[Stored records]
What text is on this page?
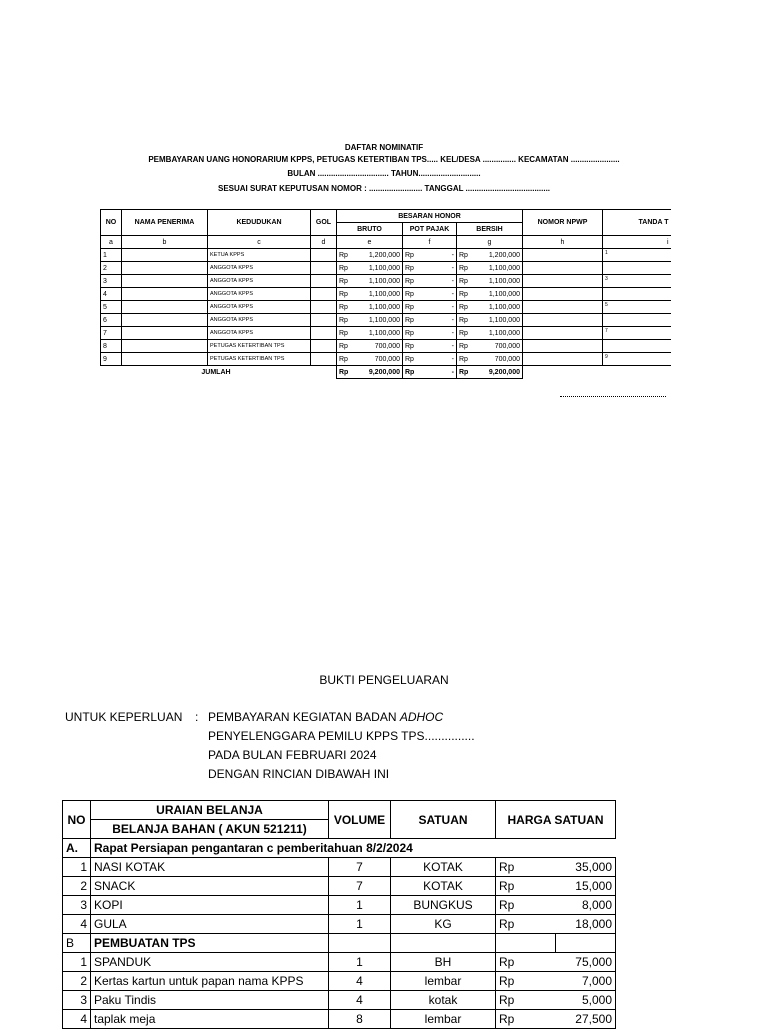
DAFTAR NOMINATIF
PEMBAYARAN UANG HONORARIUM KPPS, PETUGAS KETERTIBAN TPS..... KEL/DESA ............... KECAMATAN ......................
BULAN ................................ TAHUN............................
SESUAI SURAT KEPUTUSAN NOMOR : ........................ TANGGAL ......................................
NO	NAMA PENERIMA	KEDUDUKAN	GOL	BESARAN HONOR			NOMOR NPWP	TANDA T
				BRUTO	POT PAJAK	BERSIH		
a	b	c	d	e	f	g	h	i
1		KETUA KPPS		Rp 1,200,000	Rp -	Rp 1,200,000		1
2		ANGGOTA KPPS		Rp 1,100,000	Rp -	Rp 1,100,000		

3		ANGGOTA KPPS		Rp 1,100,000	Rp -	Rp 1,100,000		3
4		ANGGOTA KPPS		Rp 1,100,000	Rp -	Rp 1,100,000		

5		ANGGOTA KPPS		Rp 1,100,000	Rp -	Rp 1,100,000		5
6		ANGGOTA KPPS		Rp 1,100,000	Rp -	Rp 1,100,000		

7		ANGGOTA KPPS		Rp 1,100,000	Rp -	Rp 1,100,000		7
8		PETUGAS KETERTIBAN TPS		Rp 700,000	Rp -	Rp 700,000		

9		PETUGAS KETERTIBAN TPS		Rp 700,000	Rp -	Rp 700,000		9
	JUMLAH			Rp 9,200,000	Rp -	Rp 9,200,000		

BUKTI PENGELUARAN
UNTUK KEPERLUAN : PEMBAYARAN KEGIATAN BADAN ADHOC
PENYELENGGARA PEMILU KPPS TPS...............
PADA BULAN FEBRUARI 2024
DENGAN RINCIAN DIBAWAH INI
NO	URAIAN BELANJA	VOLUME	SATUAN	HARGA SATUAN	
	BELANJA BAHAN ( AKUN 521211)				
A.	Rapat Persiapan pengantaran c pemberitahuan 8/2/2024				
1	NASI KOTAK	7	KOTAK	Rp	35,000
2	SNACK	7	KOTAK	Rp	15,000
3	KOPI	1	BUNGKUS	Rp	8,000
4	GULA	1	KG	Rp	18,000
B	PEMBUATAN TPS				
1	SPANDUK	1	BH	Rp	75,000
2	Kertas kartun untuk papan nama KPPS	4	lembar	Rp	7,000
3	Paku Tindis	4	kotak	Rp	5,000
4	taplak meja	8	lembar	Rp	27,500
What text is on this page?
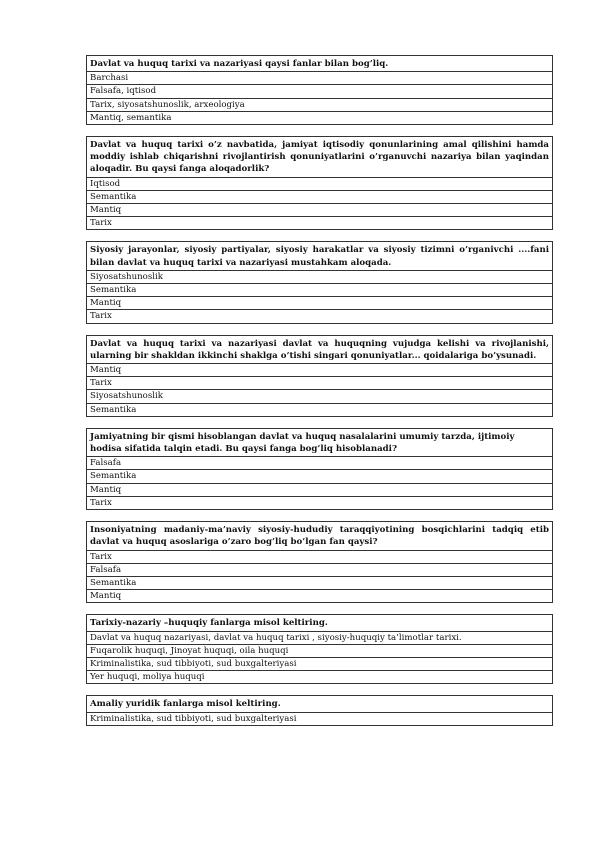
Davlat va huquq tarixi va nazariyasi qaysi fanlar bilan bog’liq.
Barchasi
Falsafa, iqtisod
Tarix, siyosatshunoslik, arxeologiya
Mantiq, semantika
Davlat va huquq tarixi o’z navbatida, jamiyat iqtisodiy qonunlarining amal qilishini hamda moddiy ishlab chiqarishni rivojlantirish qonuniyatlarini o’rganuvchi nazariya bilan yaqindan aloqadir. Bu qaysi fanga aloqadorlik?
Iqtisod
Semantika
Mantiq
Tarix
Siyosiy jarayonlar, siyosiy partiyalar, siyosiy harakatlar va siyosiy tizimni o’rganivchi ....fani bilan davlat va huquq tarixi va nazariyasi mustahkam aloqada.
Siyosatshunoslik
Semantika
Mantiq
Tarix
Davlat va huquq tarixi va nazariyasi davlat va huquqning vujudga kelishi va rivojlanishi, ularning bir shakldan ikkinchi shaklga o’tishi singari qonuniyatlar... qoidalariga bo’ysunadi.
Mantiq
Tarix
Siyosatshunoslik
Semantika
Jamiyatning bir qismi hisoblangan davlat va huquq nasalalarini umumiy tarzda, ijtimoiy hodisa sifatida talqin etadi. Bu qaysi fanga bog’liq hisoblanadi?
Falsafa
Semantika
Mantiq
Tarix
Insoniyatning madaniy-ma’naviy siyosiy-hududiy taraqqiyotining bosqichlarini tadqiq etib davlat va huquq asoslariga o’zaro bog’liq bo’lgan fan qaysi?
Tarix
Falsafa
Semantika
Mantiq
Tarixiy-nazariy –huquqiy fanlarga misol keltiring.
Davlat va huquq nazariyasi, davlat va huquq tarixi , siyosiy-huquqiy ta’limotlar tarixi.
Fuqarolik huquqi, Jinoyat huquqi, oila huquqi
Kriminalistika, sud tibbiyoti, sud buxgalteriyasi
Yer huquqi, moliya huquqi
Amaliy yuridik fanlarga misol keltiring.
Kriminalistika, sud tibbiyoti, sud buxgalteriyasi
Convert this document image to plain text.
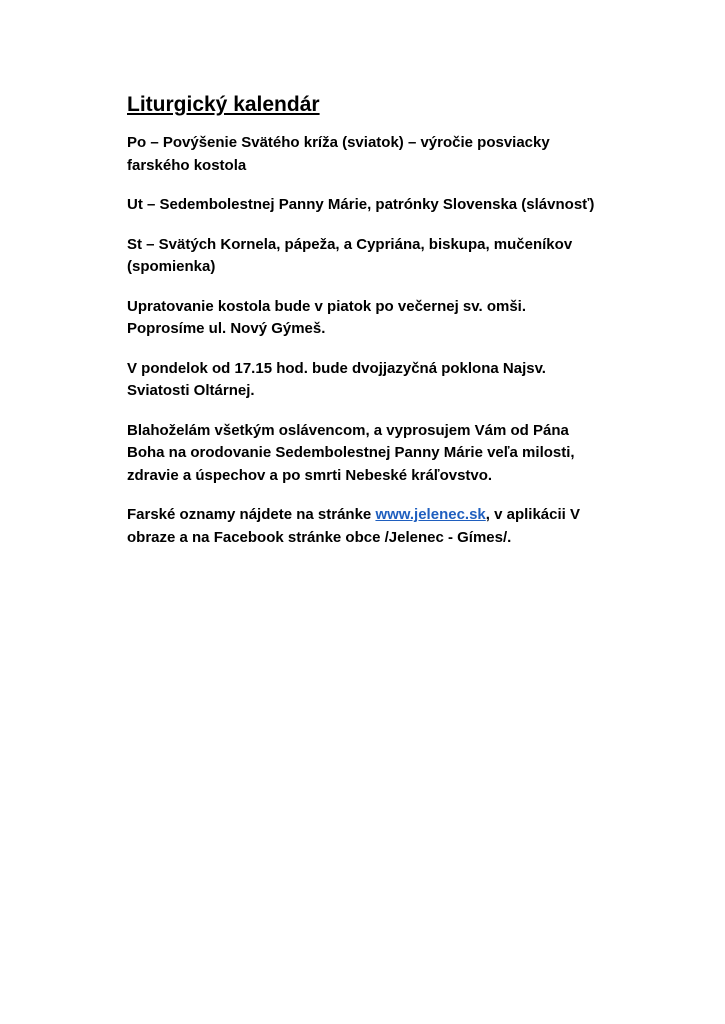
Liturgický kalendár

Po – Povýšenie Svätého kríža (sviatok) – výročie posviacky farského kostola

Ut – Sedembolestnej Panny Márie, patrónky Slovenska (slávnosť)

St – Svätých Kornela, pápeža, a Cypriána, biskupa, mučeníkov (spomienka)

Upratovanie kostola bude v piatok po večernej sv. omši. Poprosíme ul. Nový Gýmeš.

V pondelok od 17.15 hod. bude dvojjazyčná poklona Najsv. Sviatosti Oltárnej.

Blahoželám všetkým oslávencom, a vyprosujem Vám od Pána Boha na orodovanie Sedembolestnej Panny Márie veľa milosti, zdravie a úspechov a po smrti Nebeské kráľovstvo.

Farské oznamy nájdete na stránke www.jelenec.sk, v aplikácii V obraze a na Facebook stránke obce /Jelenec - Gímes/.
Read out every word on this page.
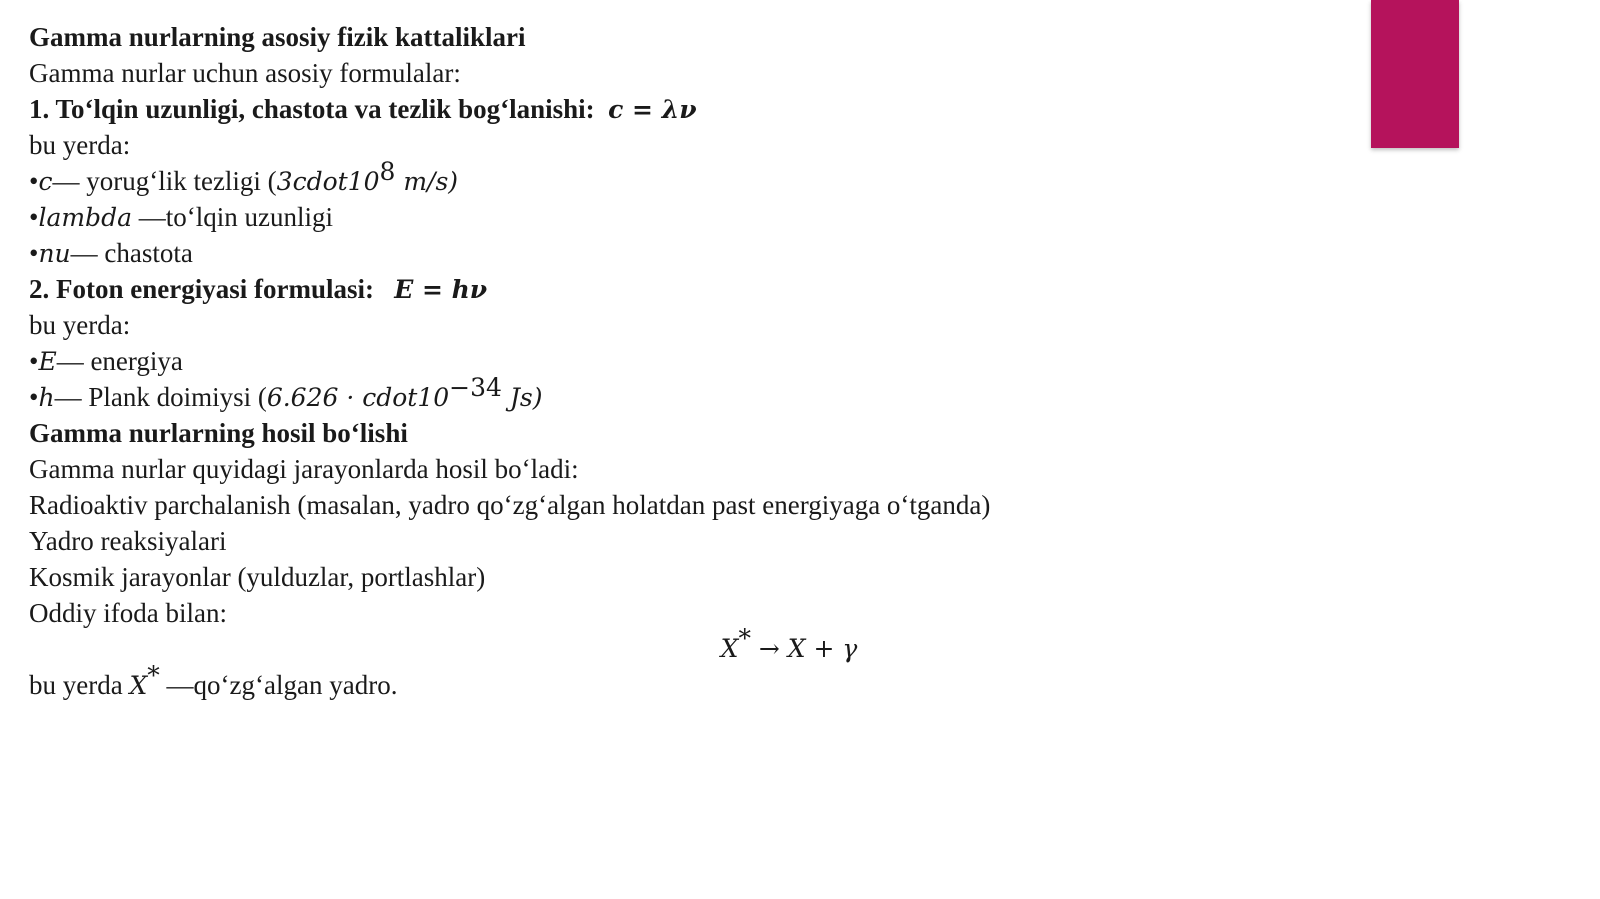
Gamma nurlarning asosiy fizik kattaliklari
Gamma nurlar uchun asosiy formulalar:
1. To‘lqin uzunligi, chastota va tezlik bog‘lanishi: c = λν
bu yerda:
•c— yorug‘lik tezligi ($3cdot10^8$ m/s)
•lambda —to‘lqin uzunligi
•nu— chastota
2. Foton energiyasi formulasi: E = hν
bu yerda:
•E— energiya
•h— Plank doimiysi ($6.626 \cdot cdot10^{-34}$ Js)
Gamma nurlarning hosil bo‘lishi
Gamma nurlar quyidagi jarayonlarda hosil bo‘ladi:
Radioaktiv parchalanish (masalan, yadro qo‘zg‘algan holatdan past energiyaga o‘tganda)
Yadro reaksiyalari
Kosmik jarayonlar (yulduzlar, portlashlar)
Oddiy ifoda bilan:
X* → X + γ
bu yerda X* —qo‘zg‘algan yadro.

AIM OF THE EXERCISE: In the material above, how many lines hold the word "misol"? Say only the number.

OUTPUT: 2